[Some records]
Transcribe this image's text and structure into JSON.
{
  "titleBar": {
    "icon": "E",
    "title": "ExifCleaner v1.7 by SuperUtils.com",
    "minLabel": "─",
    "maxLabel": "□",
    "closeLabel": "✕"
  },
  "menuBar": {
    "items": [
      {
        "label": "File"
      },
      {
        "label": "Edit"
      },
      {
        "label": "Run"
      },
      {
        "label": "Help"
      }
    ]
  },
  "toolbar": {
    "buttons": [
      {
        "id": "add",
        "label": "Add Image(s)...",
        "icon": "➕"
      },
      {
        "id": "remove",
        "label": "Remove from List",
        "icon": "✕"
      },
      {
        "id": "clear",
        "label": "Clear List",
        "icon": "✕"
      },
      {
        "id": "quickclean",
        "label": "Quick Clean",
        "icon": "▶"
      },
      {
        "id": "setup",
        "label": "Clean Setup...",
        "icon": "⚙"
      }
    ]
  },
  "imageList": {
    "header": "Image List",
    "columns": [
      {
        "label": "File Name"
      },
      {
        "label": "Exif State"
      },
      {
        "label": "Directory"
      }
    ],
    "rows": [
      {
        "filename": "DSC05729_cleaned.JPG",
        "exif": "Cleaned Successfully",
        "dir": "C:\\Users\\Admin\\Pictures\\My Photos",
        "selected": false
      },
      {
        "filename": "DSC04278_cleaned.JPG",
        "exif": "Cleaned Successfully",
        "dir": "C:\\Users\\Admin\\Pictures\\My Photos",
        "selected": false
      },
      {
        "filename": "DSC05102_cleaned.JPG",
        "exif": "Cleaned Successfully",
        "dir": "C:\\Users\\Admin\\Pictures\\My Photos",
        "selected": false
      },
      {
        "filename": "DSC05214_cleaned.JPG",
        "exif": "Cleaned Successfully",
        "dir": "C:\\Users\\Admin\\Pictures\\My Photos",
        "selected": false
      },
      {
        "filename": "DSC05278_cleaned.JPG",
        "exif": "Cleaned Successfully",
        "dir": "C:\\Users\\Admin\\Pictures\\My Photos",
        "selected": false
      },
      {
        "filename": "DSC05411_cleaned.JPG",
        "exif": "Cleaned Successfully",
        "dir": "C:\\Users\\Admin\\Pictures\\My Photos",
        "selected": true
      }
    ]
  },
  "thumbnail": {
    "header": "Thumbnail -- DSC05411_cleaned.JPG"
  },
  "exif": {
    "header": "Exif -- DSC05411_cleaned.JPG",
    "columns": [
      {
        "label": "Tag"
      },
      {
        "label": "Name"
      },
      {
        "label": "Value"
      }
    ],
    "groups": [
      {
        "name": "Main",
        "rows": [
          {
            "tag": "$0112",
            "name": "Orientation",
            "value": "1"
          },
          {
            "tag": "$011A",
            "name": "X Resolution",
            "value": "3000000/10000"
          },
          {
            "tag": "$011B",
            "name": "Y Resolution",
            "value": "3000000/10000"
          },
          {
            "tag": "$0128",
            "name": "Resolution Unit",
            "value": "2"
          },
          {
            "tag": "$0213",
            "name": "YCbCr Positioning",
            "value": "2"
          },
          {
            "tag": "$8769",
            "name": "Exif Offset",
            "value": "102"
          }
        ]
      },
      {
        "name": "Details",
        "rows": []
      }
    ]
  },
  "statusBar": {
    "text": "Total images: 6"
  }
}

### EXERCISE DESCRIPTION
In the entries above, some lines may contain the string "filename"; report how many, without additional comment.

### TASK SOLUTION
6